Required action:
Line count for the string "capita" in the records below: report that figure and nothing else.
(Entries provided)
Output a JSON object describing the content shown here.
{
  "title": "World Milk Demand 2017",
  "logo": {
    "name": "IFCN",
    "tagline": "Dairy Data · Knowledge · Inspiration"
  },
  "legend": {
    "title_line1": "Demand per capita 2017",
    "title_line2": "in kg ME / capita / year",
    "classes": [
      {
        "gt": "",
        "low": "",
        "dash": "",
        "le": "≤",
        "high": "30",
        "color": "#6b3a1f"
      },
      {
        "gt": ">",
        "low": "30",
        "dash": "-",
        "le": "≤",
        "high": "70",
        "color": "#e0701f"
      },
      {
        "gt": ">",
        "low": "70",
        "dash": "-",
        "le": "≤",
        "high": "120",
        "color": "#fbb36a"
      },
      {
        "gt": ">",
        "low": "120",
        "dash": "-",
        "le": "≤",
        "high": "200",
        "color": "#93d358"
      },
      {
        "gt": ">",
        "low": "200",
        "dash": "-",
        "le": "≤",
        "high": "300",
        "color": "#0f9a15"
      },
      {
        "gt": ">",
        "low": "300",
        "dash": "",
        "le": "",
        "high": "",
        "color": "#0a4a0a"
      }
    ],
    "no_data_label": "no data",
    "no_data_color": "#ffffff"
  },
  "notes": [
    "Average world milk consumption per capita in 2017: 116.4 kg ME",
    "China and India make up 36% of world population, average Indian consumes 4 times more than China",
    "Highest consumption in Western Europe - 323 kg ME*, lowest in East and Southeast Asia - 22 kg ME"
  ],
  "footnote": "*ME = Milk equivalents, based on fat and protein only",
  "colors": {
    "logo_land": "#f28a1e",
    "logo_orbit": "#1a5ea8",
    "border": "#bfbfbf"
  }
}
(End Entries provided)
Result of the task:
3